Short problem: Identify the lines containing the word "text". Copy each one.

Supplied records:
>>>>>

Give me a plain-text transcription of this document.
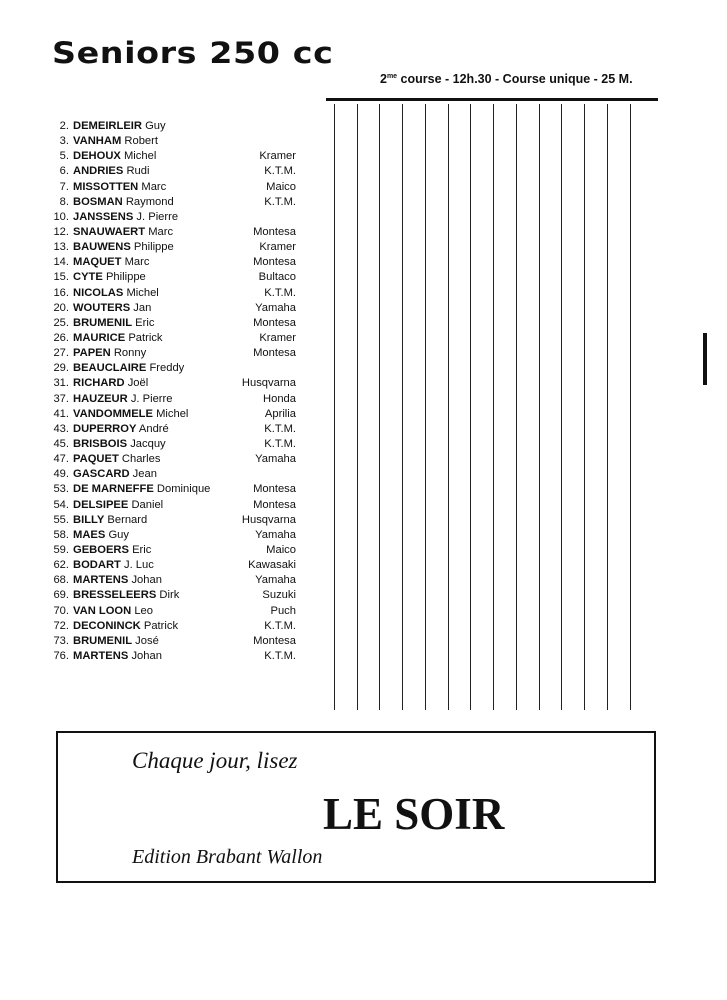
Seniors 250 cc
$2^{me}$ course - 12h.30 - Course unique - 25 M.
2. DEMEIRLEIR Guy
3. VANHAM Robert
5. DEHOUX Michel	Kramer
6. ANDRIES Rudi	K.T.M.
7. MISSOTTEN Marc	Maico
8. BOSMAN Raymond	K.T.M.
10. JANSSENS J. Pierre
12. SNAUWAERT Marc	Montesa
13. BAUWENS Philippe	Kramer
14. MAQUET Marc	Montesa
15. CYTE Philippe	Bultaco
16. NICOLAS Michel	K.T.M.
20. WOUTERS Jan	Yamaha
25. BRUMENIL Eric	Montesa
26. MAURICE Patrick	Kramer
27. PAPEN Ronny	Montesa
29. BEAUCLAIRE Freddy
31. RICHARD Joël	Husqvarna
37. HAUZEUR J. Pierre	Honda
41. VANDOMMELE Michel	Aprilia
43. DUPERROY André	K.T.M.
45. BRISBOIS Jacquy	K.T.M.
47. PAQUET Charles	Yamaha
49. GASCARD Jean
53. DE MARNEFFE Dominique	Montesa
54. DELSIPEE Daniel	Montesa
55. BILLY Bernard	Husqvarna
58. MAES Guy	Yamaha
59. GEBOERS Eric	Maico
62. BODART J. Luc	Kawasaki
68. MARTENS Johan	Yamaha
69. BRESSELEERS Dirk	Suzuki
70. VAN LOON Leo	Puch
72. DECONINCK Patrick	K.T.M.
73. BRUMENIL José	Montesa
76. MARTENS Johan	K.T.M.
Chaque jour, lisez
LE SOIR
Edition Brabant Wallon
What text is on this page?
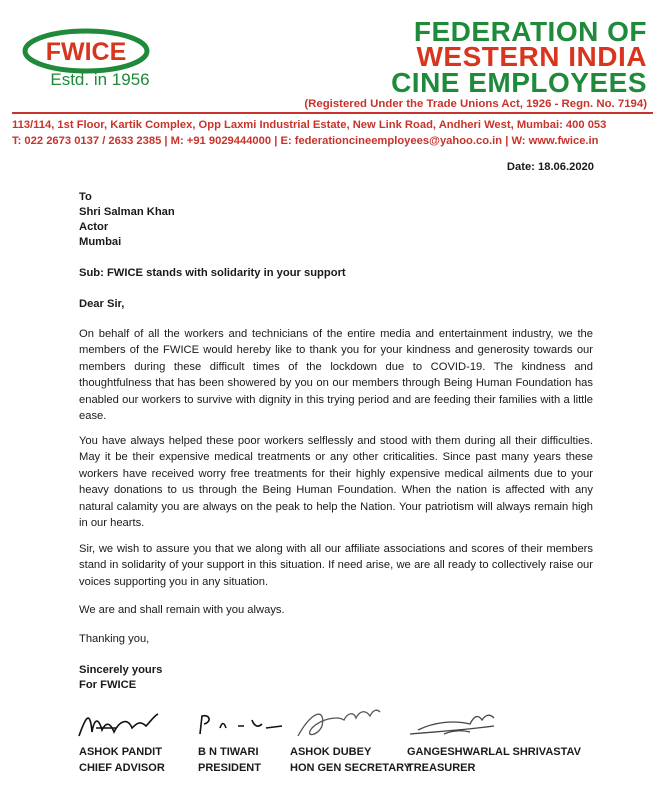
FWICE
Estd. in 1956
FEDERATION OF
WESTERN INDIA
CINE EMPLOYEES
(Registered Under the Trade Unions Act, 1926 - Regn. No. 7194)
113/114, 1st Floor, Kartik Complex, Opp Laxmi Industrial Estate, New Link Road, Andheri West, Mumbai: 400 053
T: 022 2673 0137 / 2633 2385 | M: +91 9029444000 | E: federationcineemployees@yahoo.co.in | W: www.fwice.in
Date: 18.06.2020
To
Shri Salman Khan
Actor
Mumbai
Sub: FWICE stands with solidarity in your support
Dear Sir,
On behalf of all the workers and technicians of the entire media and entertainment industry, we the members of the FWICE would hereby like to thank you for your kindness and generosity towards our members during these difficult times of the lockdown due to COVID-19. The kindness and thoughtfulness that has been showered by you on our members through Being Human Foundation has enabled our workers to survive with dignity in this trying period and are feeding their families with a little ease.
You have always helped these poor workers selflessly and stood with them during all their difficulties. May it be their expensive medical treatments or any other criticalities. Since past many years these workers have received worry free treatments for their highly expensive medical ailments due to your heavy donations to us through the Being Human Foundation. When the nation is affected with any natural calamity you are always on the peak to help the Nation. Your patriotism will always remain high in our hearts.
Sir, we wish to assure you that we along with all our affiliate associations and scores of their members stand in solidarity of your support in this situation. If need arise, we are all ready to collectively raise our voices supporting you in any situation.
We are and shall remain with you always.
Thanking you,
Sincerely yours
For FWICE
ASHOK PANDIT
CHIEF ADVISOR
B N TIWARI
PRESIDENT
ASHOK DUBEY
HON GEN SECRETARY
GANGESHWARLAL SHRIVASTAV
TREASURER
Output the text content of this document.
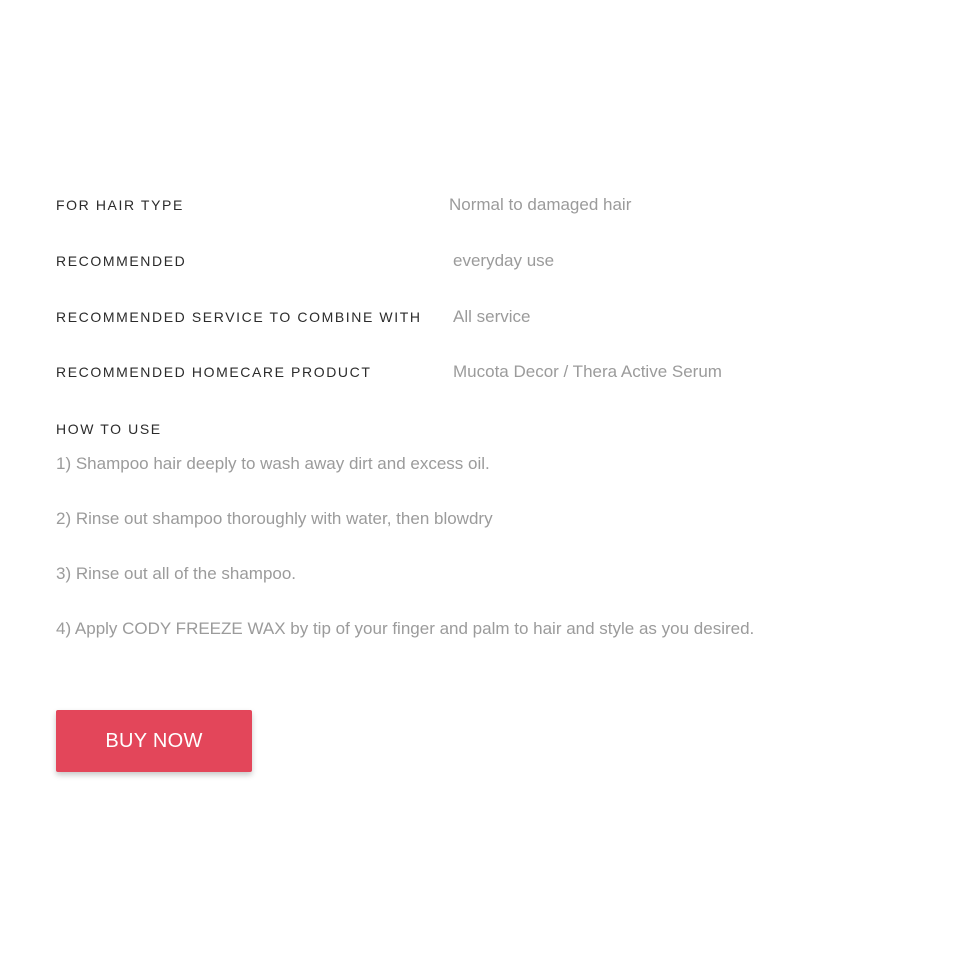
FOR HAIR TYPE	Normal to damaged hair
RECOMMENDED	everyday use
RECOMMENDED SERVICE TO COMBINE WITH All service
RECOMMENDED HOMECARE PRODUCT	Mucota Decor / Thera Active Serum
HOW TO USE
1) Shampoo hair deeply to wash away dirt and excess oil.
2) Rinse out shampoo thoroughly with water, then blowdry
3) Rinse out all of the shampoo.
4) Apply CODY FREEZE WAX by tip of your finger and palm to hair and style as you desired.
BUY NOW
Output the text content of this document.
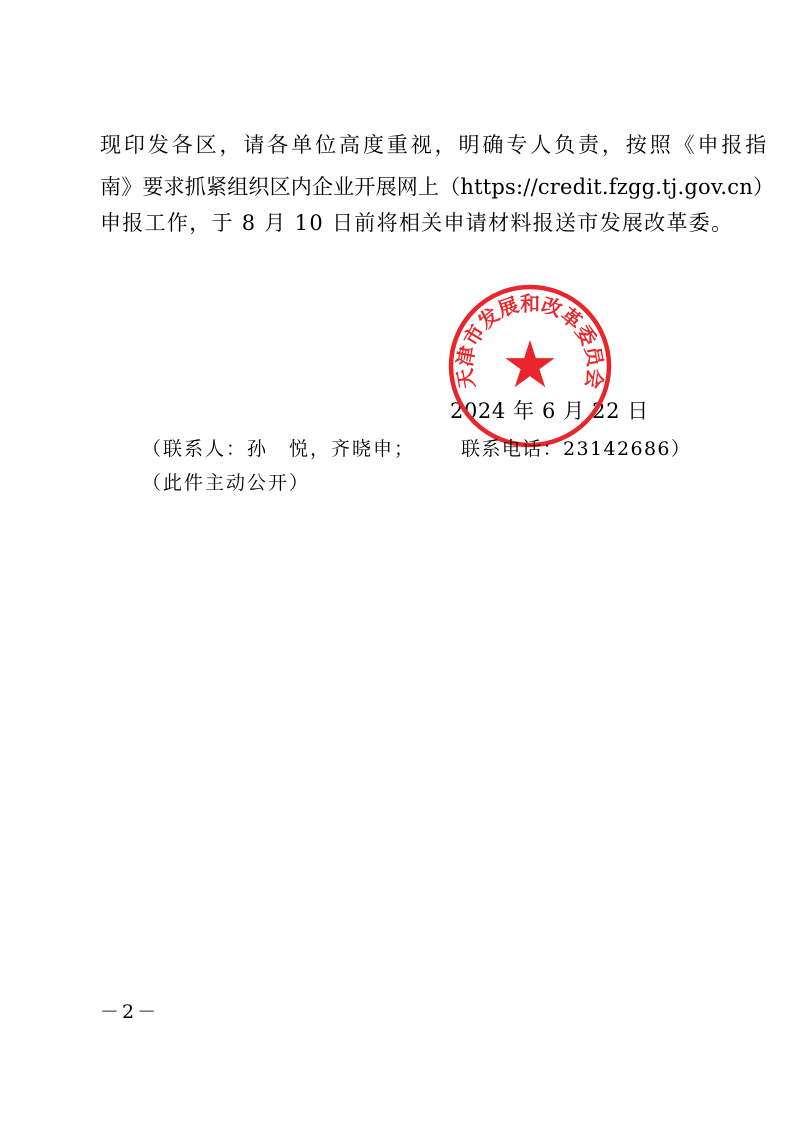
现印发各区，请各单位高度重视，明确专人负责，按照《申报指
南》要求抓紧组织区内企业开展网上（https://credit.fzgg.tj.gov.cn）
申报工作，于 8 月 10 日前将相关申请材料报送市发展改革委。
2024 年 6 月 22 日
天津市发展和改革委员会
（联系人：孙　悦，齐晓申； 联系电话：23142686）
（此件主动公开）
－2－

<<<<<

Final result:
Give me a plain-text transcription of this document.
What text is on this page?
Output the text content of this document.
Output the text content of this document.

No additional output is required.